PASSAGE PROVIDED section start
CHARNEY HALL Medical Matters

The Injection

I can’t recall when and I can’t remember how I found myself one ill fated day, standing at the end of a queue outside Matron’s office, located mid-way down the first floor corridor. 

My fear of needles has never really left me to this day and in the 1950s the sugar lump had not been invented and so, to my horror, we were to be given our first shot of anti-polio vaccine by injection into the upper arm.

With the cold steel of needles came the smell of cotton wool soaked in antiseptic spirits and kidney shaped stainless steel trays.

Dr Jonas Salk, an American, was responsible for developing the vaccine and the torture that went with it but we were told that he was an eminent scientist and the procedure was perfectly safe. What we did know was that it was better than catching that terrible disease in the local swimming pool*. 


The government of the day were also culpable as they had decreed that all children should be vaccinated in an attempt to eliminate the dreadful effects of contracting poliomyelitis which, in those days, resulted in some children having to wear metal callipers for the rest of their lives. There were no ‘ifs’ or ‘buts’ - you had to have it.
PASSAGE PROVIDED section end
DATASET section start
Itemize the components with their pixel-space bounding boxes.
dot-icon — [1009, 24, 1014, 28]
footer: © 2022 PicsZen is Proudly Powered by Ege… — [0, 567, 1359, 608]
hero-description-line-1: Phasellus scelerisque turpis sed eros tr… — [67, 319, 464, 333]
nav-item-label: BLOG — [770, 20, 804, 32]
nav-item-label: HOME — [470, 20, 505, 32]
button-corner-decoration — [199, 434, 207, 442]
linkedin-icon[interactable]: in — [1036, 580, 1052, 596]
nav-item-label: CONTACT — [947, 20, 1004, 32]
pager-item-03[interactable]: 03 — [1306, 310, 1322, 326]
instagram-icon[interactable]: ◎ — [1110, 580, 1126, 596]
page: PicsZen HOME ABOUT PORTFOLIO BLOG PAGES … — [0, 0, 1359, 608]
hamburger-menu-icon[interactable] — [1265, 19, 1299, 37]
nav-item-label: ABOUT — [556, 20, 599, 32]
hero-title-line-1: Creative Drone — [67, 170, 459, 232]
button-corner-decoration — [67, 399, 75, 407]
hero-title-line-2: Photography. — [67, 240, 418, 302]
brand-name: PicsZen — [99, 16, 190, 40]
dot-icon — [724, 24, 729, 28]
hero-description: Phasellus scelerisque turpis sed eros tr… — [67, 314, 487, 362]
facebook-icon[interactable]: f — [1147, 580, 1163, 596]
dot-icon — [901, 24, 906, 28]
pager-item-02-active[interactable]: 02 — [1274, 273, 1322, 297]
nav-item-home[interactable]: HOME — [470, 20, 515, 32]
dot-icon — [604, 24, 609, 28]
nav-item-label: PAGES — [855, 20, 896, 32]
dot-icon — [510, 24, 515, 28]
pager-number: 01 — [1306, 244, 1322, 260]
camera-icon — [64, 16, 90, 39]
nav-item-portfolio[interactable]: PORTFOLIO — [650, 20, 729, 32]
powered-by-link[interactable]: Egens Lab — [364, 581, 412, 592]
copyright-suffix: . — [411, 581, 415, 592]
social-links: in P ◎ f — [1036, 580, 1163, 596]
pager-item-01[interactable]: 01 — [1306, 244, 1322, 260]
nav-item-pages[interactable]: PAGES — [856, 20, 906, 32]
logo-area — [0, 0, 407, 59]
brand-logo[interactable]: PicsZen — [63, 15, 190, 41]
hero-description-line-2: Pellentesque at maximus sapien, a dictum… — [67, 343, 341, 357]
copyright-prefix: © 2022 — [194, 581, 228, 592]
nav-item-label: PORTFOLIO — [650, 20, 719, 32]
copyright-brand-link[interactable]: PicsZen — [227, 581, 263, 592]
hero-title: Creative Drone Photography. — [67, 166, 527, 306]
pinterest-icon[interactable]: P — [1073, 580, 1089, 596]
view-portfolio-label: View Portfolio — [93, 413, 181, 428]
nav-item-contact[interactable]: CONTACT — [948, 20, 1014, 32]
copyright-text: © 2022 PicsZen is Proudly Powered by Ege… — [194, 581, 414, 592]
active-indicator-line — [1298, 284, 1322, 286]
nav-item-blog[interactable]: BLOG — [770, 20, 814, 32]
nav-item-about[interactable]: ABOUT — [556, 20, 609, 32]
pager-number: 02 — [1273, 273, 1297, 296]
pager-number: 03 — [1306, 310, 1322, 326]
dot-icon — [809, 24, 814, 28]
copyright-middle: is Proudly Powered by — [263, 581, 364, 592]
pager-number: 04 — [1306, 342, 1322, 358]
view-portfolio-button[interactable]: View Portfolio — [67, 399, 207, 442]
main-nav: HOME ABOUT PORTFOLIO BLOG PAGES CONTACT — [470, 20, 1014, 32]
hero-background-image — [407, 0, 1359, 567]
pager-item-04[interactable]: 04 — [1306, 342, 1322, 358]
DATASET section end
TASKS TO PERFORM -
[A] Answer these questions about the injection passage:
(i) Where was Matron's office?
(ii) Who developed the anti-polio vaccine?
(iii) What did contracting poliomyelitis force some children to wear for the rest of their lives?
[B] Reproduce the injection passage from "The Injection" to "the upper arm.".

WRITTEN RESPONSES -
[A]
(i) Mid-way down the first floor corridor.
(ii) Dr Jonas Salk, an American.
(iii) Metal callipers.

[B]
The Injection

I can’t recall when and I can’t remember how I found myself one ill fated day, standing at the end of a queue outside Matron’s office, located mid-way down the first floor corridor. 

My fear of needles has never really left me to this day and in the 1950s the sugar lump had not been invented and so, to my horror, we were to be given our first shot of anti-polio vaccine by injection into the upper arm.